[YOUR GOAL]
Report every line from the material that contains the word "pulse".

* Start INFORMATION SUPPLIED *

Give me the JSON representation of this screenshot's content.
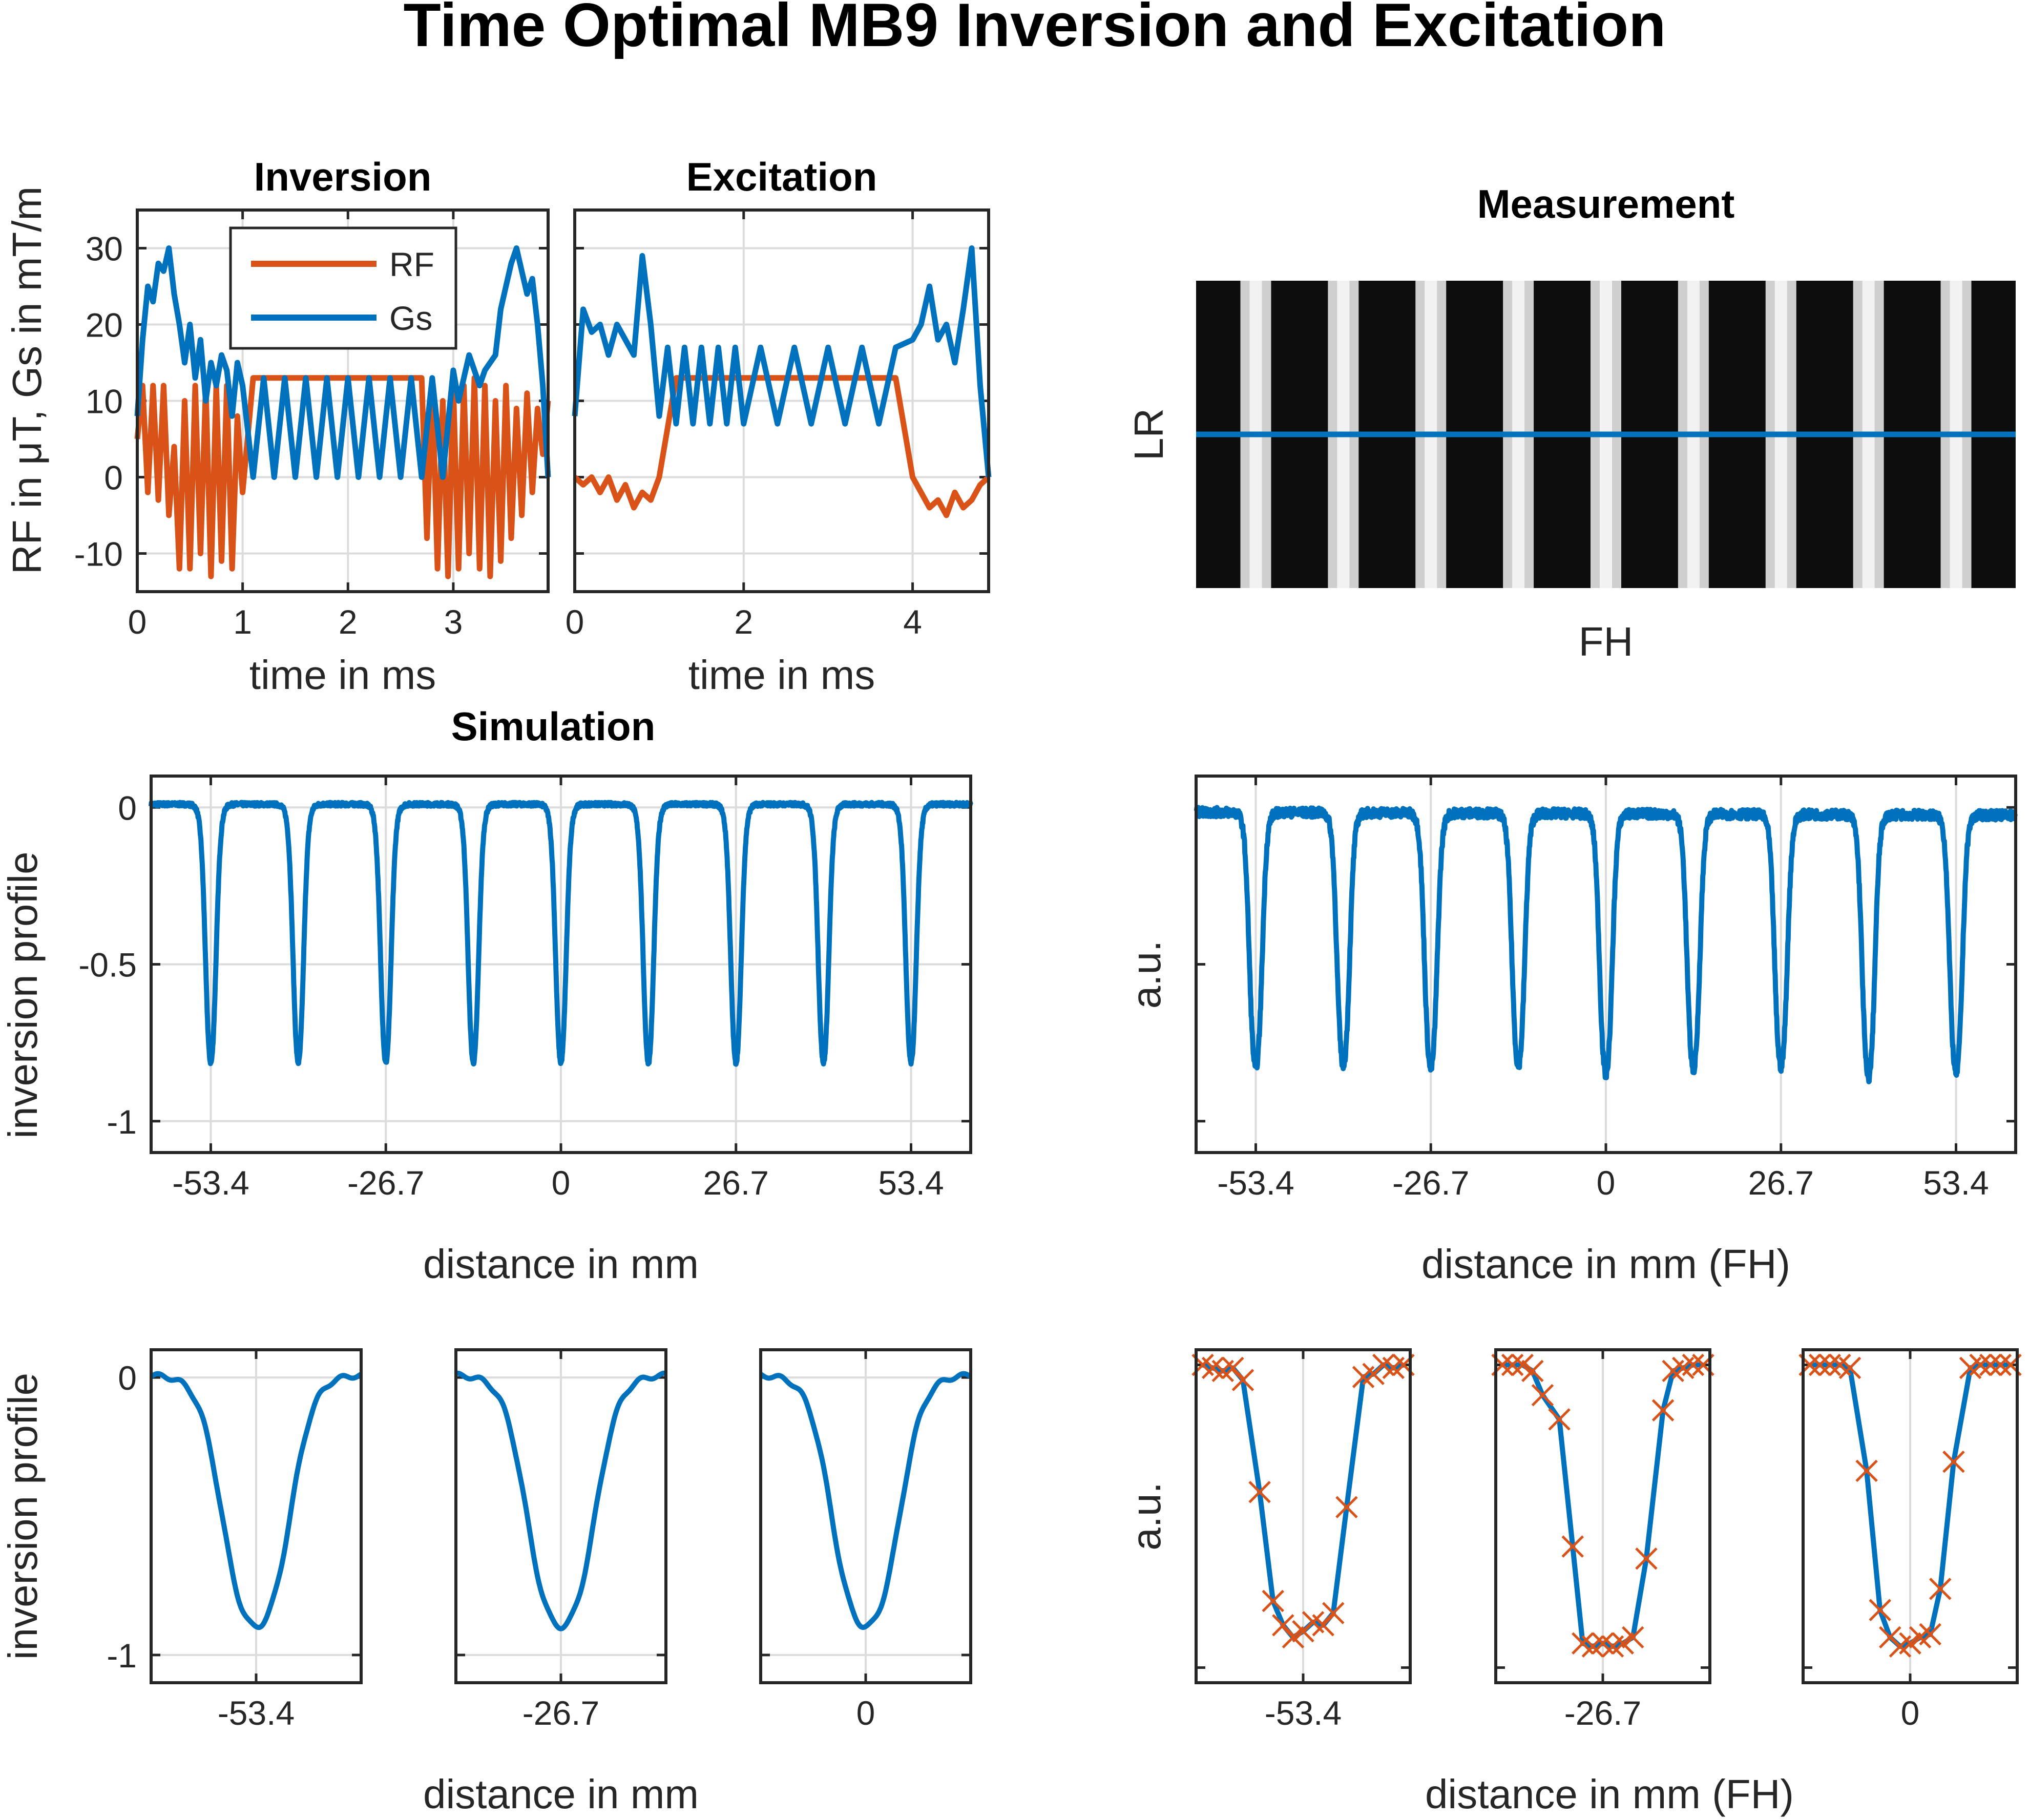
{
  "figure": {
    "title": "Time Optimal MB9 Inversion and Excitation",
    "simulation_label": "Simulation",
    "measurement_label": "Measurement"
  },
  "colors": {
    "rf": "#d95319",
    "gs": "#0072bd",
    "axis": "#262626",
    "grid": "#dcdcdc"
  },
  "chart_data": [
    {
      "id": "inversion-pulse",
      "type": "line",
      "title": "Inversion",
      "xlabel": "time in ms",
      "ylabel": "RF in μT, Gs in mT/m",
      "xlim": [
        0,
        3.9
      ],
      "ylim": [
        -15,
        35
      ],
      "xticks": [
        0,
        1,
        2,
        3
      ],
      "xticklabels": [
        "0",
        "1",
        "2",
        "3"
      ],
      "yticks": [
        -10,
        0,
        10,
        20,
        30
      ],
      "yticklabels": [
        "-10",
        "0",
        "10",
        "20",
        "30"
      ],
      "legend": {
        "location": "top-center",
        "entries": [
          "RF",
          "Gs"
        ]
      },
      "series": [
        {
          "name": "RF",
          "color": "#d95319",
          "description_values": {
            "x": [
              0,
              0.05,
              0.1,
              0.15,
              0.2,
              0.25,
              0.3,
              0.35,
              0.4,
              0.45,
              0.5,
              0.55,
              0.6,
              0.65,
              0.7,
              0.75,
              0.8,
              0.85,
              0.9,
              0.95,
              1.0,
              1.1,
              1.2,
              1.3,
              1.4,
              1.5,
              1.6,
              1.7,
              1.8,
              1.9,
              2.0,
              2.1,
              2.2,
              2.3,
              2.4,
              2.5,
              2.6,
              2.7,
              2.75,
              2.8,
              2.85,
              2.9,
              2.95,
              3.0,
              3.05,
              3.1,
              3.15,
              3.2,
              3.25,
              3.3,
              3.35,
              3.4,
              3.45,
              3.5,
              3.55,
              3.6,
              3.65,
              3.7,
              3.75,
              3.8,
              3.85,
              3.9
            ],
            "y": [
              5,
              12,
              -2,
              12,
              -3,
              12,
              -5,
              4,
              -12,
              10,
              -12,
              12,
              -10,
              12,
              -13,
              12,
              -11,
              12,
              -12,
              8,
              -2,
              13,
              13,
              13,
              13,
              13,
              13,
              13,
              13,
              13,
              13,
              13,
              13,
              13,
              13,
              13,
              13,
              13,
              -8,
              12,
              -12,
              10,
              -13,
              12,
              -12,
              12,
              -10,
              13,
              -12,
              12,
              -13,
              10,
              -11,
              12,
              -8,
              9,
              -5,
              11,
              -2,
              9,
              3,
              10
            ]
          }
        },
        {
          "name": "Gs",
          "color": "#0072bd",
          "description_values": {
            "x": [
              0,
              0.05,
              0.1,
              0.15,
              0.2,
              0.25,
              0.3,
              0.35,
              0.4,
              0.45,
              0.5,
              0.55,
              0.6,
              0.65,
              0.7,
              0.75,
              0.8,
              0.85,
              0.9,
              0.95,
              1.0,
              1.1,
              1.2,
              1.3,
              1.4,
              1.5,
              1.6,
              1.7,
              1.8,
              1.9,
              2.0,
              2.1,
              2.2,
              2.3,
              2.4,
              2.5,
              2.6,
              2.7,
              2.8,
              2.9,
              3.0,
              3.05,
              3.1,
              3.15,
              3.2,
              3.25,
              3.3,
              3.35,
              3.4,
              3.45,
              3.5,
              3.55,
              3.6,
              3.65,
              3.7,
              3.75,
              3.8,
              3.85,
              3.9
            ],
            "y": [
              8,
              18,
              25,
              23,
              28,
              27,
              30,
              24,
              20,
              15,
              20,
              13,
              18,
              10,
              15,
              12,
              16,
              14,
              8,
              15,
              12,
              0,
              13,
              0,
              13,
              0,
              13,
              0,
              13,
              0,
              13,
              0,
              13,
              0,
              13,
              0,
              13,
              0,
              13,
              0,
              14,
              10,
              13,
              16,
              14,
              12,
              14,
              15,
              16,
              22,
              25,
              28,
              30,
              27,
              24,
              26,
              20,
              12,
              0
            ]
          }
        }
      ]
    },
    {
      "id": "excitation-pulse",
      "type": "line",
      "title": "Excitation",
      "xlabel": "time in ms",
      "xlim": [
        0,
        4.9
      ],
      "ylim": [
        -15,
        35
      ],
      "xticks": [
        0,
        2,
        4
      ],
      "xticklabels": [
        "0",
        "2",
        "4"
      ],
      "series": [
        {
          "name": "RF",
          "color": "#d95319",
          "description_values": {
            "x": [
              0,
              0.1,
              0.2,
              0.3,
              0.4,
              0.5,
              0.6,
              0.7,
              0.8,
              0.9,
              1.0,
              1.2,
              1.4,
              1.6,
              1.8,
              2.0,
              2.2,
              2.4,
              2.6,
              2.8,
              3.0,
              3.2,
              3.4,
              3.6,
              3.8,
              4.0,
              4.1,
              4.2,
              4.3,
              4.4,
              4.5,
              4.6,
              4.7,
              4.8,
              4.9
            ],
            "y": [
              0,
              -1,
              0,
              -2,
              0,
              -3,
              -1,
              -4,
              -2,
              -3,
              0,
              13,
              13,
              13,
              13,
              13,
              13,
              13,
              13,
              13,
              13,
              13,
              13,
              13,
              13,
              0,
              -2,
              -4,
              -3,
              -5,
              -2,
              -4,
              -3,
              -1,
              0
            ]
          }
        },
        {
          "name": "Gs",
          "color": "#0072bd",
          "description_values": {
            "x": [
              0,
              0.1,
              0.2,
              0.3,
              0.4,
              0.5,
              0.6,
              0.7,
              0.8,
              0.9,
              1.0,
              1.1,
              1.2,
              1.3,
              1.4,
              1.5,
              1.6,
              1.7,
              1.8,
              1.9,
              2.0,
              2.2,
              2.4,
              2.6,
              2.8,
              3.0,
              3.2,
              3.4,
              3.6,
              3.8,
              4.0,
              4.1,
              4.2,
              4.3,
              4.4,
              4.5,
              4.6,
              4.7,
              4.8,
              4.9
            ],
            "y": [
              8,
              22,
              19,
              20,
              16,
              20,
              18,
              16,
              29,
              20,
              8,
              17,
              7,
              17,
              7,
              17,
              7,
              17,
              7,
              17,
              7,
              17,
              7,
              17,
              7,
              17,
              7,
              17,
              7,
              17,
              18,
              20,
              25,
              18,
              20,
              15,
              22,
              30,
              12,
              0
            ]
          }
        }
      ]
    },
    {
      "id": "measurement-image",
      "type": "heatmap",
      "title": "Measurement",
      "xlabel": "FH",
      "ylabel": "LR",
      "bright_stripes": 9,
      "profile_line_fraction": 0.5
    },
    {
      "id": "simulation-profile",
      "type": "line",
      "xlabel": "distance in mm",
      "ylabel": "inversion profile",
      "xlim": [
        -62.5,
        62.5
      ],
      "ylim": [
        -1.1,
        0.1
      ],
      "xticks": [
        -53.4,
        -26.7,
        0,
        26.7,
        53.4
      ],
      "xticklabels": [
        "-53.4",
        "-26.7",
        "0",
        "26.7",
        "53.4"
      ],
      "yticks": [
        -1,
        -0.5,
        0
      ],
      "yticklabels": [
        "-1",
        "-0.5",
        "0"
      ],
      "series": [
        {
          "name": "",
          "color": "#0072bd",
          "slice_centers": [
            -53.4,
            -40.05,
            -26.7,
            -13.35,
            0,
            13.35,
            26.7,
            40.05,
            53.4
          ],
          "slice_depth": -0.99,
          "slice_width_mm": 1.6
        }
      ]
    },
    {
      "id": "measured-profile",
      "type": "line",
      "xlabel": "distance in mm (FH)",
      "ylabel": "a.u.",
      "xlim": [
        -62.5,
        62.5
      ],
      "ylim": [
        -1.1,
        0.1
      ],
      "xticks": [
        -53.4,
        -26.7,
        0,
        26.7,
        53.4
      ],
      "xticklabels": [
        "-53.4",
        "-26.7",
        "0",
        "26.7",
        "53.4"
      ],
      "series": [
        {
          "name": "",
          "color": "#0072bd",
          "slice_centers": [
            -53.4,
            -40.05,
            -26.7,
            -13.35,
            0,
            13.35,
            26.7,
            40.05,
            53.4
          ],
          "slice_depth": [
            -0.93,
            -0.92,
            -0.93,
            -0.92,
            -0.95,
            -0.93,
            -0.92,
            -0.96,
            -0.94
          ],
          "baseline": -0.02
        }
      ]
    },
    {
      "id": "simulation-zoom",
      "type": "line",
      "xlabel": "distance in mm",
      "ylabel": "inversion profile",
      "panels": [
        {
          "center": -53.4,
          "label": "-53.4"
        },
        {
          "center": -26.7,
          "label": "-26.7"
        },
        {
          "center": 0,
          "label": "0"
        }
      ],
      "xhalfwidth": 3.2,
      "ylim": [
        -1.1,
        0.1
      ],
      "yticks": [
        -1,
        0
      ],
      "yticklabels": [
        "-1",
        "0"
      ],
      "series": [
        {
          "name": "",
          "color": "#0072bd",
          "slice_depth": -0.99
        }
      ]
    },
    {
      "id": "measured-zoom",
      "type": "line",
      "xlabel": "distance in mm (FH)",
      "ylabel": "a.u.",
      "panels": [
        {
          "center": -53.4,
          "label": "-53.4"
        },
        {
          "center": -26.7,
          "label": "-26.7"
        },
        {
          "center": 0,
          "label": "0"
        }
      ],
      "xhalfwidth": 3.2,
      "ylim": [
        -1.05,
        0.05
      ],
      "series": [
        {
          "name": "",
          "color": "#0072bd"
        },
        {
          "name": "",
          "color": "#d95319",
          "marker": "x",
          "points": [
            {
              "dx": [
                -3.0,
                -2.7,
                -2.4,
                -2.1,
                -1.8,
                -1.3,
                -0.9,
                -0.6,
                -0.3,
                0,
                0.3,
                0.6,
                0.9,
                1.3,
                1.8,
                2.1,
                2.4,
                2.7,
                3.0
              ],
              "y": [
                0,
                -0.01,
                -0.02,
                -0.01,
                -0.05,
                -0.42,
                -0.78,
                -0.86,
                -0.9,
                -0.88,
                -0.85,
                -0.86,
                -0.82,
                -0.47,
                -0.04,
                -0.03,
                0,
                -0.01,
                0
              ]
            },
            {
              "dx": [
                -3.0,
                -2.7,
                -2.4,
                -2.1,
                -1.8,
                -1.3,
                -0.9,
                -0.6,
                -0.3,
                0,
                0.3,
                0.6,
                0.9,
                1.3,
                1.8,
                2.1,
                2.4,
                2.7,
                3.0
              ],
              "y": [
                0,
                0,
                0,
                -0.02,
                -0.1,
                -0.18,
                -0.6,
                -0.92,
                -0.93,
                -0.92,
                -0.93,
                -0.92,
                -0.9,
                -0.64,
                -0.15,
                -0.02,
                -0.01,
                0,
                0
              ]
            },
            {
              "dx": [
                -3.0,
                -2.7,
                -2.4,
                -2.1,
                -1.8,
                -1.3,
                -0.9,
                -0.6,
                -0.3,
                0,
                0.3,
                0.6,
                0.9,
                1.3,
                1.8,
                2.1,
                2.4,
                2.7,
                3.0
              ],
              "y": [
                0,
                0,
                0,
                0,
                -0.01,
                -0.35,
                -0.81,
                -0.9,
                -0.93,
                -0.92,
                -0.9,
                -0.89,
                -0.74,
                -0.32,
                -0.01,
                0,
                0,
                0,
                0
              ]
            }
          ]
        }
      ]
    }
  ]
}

* End INFORMATION SUPPLIED *

[ANSWER TO THIS PROBLEM]
      "id": "inversion-pulse",
      "id": "excitation-pulse",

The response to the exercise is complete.